* PAGE TEXT:
__________________________________________________

The METER’s objective function aims to minimize the total cost during the modeling period. The total cost used in this study is calculated by distinguishing the direct costs associated with the supply and use of cars, such as investment costs, fixed operating costs, fuel costs, and external costs of car operation. Investment cost refers to the expenses required to purchase new vehicle technologies, such as ICEVs, hybrid electric vehicles (HEVs), BEVs, and FCEVs. For the analysis, investment costs for the same duration as the modeling period are required. This study forecasts investment costs using the growth rate of investment cost prediction data for automotive technologies from the National Renewable Energy Lab (NREL, 2020) (Fig. 1[a]). The investment costs for the base year are determined by selecting an appropriate model from among Korean car models and referencing the model’s selling price data. Furthermore, in the computations, a cost recovery factor (CRF) is incorporated, accounting for the average lifespan of the technology. Fixed operating costs represent the fixed costs incurred for the maintenance of a vehicle throughout its lifespan. By applying a discount rate, we assume that 5% of the initial vehicle investment cost is used annually until the vehicle is scrapped. The probability of vehicle survival is assumed to follow a Weibull distribution (Plotz et al., 2012).

Fig. 1. 
Input data for direct costs

Fuel costs are the expenses related to fuel consumption during a vehicle’s survival period. These costs are determined based on the fuel efficiency, driving distance, and fuel price of each vehicle. The methodology employed for the estimation of fuel efficiency paralleled the approach utilized for assessing investment costs(Fig. 1[b]). They were assumed to remain constant throughout the vehicle’s lifespan. The estimation of driving distance relies on annual driving distance values for each vehicle type derived from the regression analysis of GDP and population. Fuel prices were applied based on forecast figures from the Energy Information Administration (EIA, 2020). However, in the case of electricity prices, the forecast value of electricity prices derived from METER's conversion sector model (Jang et al., 2022) was used, and the target price suggested by the Government of the Republic of Korea (2019) was used for hydrogen (Fig. 1[c]). External costs were calculated by applying carbon and VMT tax rates, as explained in Section 3.2. When making cost optimization decisions, the analysis is based on the addition of external and direct costs.⁴⁾

We define two scenarios, BAU and CN, to forecast the future of the road transport sector until 2050 (Table 1). The BAU scenario assumes no additional constraints on GHG emissions or policies promoting BEVs or FCEVs. This follows the principle of minimizing the costs of vehicle selection. The CN scenario encompasses the 2030 Nationally Determined Contribution (NDC) and CN scenario A for 2050, raised in South Korea in October 2021. CN Scenario A aims for over 80% of BEVs and more than 17% of FCEVs in all passenger and freight vehicles by 2050.

__________________________________________________

* DATASET EXTRACT:
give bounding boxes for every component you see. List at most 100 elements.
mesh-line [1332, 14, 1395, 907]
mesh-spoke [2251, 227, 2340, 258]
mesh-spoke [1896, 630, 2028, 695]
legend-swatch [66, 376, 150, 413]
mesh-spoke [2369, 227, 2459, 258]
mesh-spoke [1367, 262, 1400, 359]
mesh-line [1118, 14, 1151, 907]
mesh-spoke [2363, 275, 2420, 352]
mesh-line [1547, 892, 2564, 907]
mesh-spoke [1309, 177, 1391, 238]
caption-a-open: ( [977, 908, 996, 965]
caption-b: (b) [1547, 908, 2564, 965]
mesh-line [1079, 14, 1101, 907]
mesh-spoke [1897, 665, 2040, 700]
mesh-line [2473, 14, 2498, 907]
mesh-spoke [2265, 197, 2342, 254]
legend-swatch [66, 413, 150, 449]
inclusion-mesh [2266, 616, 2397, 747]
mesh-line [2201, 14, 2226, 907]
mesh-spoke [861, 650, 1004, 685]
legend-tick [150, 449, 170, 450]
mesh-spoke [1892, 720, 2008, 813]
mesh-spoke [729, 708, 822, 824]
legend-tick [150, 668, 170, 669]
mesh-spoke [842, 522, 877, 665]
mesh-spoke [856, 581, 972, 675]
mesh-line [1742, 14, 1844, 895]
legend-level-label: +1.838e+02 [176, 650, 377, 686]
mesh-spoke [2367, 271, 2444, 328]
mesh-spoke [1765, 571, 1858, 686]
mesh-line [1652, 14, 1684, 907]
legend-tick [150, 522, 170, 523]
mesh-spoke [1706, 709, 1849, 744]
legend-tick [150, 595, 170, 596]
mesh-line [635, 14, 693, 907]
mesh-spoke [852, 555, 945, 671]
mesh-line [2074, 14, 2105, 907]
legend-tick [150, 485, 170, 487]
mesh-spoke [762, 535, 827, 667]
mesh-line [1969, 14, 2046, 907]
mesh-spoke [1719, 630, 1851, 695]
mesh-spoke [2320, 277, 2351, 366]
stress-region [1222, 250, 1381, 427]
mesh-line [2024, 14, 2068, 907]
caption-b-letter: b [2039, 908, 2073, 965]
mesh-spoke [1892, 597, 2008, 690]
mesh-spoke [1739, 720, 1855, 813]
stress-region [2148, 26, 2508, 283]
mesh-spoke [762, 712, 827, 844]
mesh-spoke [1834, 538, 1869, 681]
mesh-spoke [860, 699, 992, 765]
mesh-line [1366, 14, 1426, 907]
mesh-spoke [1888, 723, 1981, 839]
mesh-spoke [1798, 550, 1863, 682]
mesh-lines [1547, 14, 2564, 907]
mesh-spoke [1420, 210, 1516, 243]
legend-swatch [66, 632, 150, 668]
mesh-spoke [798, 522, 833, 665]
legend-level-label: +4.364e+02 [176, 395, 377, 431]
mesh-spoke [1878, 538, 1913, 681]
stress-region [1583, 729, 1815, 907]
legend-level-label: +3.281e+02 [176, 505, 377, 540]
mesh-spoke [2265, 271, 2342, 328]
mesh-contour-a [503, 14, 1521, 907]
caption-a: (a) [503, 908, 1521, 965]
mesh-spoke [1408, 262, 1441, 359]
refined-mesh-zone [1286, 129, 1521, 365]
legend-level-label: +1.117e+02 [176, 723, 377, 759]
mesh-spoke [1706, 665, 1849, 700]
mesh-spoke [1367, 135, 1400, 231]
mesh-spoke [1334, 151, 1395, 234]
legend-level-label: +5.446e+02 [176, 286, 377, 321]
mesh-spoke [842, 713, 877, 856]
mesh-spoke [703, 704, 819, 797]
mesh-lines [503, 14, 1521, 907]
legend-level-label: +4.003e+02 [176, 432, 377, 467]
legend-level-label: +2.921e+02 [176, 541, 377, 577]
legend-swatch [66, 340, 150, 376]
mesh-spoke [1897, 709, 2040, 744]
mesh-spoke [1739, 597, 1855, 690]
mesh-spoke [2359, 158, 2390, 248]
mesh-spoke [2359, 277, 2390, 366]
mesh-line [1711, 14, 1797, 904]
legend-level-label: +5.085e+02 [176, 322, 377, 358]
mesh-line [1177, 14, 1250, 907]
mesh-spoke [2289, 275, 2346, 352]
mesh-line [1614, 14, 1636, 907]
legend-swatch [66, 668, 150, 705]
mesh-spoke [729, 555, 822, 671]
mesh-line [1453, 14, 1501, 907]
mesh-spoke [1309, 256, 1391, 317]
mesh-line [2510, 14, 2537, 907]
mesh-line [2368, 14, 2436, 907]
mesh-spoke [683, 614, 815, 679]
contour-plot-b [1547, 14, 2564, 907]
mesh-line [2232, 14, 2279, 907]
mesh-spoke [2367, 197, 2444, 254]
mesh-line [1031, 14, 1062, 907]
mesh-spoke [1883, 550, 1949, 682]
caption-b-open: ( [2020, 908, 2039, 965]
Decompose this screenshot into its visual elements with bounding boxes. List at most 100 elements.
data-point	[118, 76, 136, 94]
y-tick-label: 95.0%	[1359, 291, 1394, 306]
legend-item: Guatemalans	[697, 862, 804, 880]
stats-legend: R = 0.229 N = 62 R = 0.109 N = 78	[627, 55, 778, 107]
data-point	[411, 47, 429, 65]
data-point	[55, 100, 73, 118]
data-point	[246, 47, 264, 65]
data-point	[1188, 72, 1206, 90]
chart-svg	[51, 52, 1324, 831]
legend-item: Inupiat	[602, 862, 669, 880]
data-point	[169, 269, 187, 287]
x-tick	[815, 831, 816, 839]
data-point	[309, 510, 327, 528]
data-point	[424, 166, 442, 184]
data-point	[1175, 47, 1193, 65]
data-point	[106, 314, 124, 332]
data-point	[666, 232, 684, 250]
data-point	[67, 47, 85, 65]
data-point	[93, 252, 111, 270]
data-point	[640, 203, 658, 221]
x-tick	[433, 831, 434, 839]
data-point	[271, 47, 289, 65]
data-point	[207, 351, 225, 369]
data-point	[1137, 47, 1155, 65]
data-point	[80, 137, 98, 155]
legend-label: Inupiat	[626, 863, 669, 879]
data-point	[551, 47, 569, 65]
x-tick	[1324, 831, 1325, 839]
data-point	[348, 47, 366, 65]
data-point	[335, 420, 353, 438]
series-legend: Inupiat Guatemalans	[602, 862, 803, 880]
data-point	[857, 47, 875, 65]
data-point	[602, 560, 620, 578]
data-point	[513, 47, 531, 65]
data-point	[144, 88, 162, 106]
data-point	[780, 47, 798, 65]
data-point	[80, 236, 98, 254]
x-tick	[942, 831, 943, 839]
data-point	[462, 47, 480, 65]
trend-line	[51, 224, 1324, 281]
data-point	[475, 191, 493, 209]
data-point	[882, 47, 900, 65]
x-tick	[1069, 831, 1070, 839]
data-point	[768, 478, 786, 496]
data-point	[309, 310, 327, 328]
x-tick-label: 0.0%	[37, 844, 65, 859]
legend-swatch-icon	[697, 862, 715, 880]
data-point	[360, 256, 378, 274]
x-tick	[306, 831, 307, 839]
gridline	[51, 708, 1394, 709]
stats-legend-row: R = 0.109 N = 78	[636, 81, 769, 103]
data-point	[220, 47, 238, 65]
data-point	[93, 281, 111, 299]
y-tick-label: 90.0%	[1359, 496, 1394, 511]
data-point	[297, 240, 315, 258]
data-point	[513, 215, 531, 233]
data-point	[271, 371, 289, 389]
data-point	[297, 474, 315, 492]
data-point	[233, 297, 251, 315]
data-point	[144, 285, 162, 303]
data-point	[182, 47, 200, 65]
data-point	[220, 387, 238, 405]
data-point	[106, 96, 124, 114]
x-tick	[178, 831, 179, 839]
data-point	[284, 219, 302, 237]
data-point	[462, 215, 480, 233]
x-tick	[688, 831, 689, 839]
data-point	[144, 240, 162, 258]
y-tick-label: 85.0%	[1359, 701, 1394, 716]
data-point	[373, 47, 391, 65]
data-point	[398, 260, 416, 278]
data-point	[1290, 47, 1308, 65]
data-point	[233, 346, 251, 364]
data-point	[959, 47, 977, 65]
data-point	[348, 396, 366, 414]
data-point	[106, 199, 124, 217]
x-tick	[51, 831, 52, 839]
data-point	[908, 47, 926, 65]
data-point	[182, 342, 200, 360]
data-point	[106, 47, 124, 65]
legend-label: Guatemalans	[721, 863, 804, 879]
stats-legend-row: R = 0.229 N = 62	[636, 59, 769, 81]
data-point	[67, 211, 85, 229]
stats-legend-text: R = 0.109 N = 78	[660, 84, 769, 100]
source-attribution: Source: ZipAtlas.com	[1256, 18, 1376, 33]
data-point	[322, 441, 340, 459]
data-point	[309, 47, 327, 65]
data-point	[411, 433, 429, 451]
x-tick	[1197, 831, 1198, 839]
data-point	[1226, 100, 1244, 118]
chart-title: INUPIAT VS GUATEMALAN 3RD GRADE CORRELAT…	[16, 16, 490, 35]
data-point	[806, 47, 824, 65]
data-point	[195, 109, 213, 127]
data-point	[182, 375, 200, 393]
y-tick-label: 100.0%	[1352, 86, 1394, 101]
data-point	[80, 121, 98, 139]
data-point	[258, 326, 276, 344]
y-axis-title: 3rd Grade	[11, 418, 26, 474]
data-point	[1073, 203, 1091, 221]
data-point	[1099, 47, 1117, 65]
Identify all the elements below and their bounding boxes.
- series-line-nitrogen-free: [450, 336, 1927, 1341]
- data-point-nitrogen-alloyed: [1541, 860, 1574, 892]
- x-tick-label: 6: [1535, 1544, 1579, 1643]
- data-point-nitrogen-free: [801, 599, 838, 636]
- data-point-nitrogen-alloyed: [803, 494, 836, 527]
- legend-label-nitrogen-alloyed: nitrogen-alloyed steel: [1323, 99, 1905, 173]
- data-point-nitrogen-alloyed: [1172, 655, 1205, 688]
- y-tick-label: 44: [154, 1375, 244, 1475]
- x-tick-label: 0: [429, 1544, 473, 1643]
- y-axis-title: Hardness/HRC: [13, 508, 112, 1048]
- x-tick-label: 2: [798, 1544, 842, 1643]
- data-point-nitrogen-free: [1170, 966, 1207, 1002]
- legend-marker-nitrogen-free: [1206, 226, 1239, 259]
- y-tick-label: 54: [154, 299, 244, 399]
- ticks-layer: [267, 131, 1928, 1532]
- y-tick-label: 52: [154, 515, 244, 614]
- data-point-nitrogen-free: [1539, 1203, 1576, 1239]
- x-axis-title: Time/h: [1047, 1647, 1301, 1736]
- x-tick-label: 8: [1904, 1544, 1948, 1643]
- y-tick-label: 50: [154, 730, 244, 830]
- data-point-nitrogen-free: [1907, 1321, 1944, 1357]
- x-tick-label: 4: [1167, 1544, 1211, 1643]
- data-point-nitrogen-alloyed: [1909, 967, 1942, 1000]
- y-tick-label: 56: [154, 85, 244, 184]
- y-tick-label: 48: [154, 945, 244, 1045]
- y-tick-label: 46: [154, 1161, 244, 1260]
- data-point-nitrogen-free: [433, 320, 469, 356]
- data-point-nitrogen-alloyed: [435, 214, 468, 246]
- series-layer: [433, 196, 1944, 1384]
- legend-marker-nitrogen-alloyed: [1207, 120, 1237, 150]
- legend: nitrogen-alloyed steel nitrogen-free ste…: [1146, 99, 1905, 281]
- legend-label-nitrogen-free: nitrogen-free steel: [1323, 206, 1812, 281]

__________________________________________________

* EXERCISES:
[1] In the vehicle-cost text, what share of a vehicle's initial investment cost is assumed to be spent each year on fixed operating costs?
[2] Rewrite the vehicle-cost text between "We define two" and "vehicles by 2050.", inclusive, with "BAU" changed to "Reference".
The listing isn't needed for any of this.

* PER-TASK OUTPUTS:
[1] 5%

[2]
We define two scenarios, Reference and CN, to forecast the future of the road transport sector until 2050 (Table 1). The Reference scenario assumes no additional constraints on GHG emissions or policies promoting BEVs or FCEVs. This follows the principle of minimizing the costs of vehicle selection. The CN scenario encompasses the 2030 Nationally Determined Contribution (NDC) and CN scenario A for 2050, raised in South Korea in October 2021. CN Scenario A aims for over 80% of BEVs and more than 17% of FCEVs in all passenger and freight vehicles by 2050.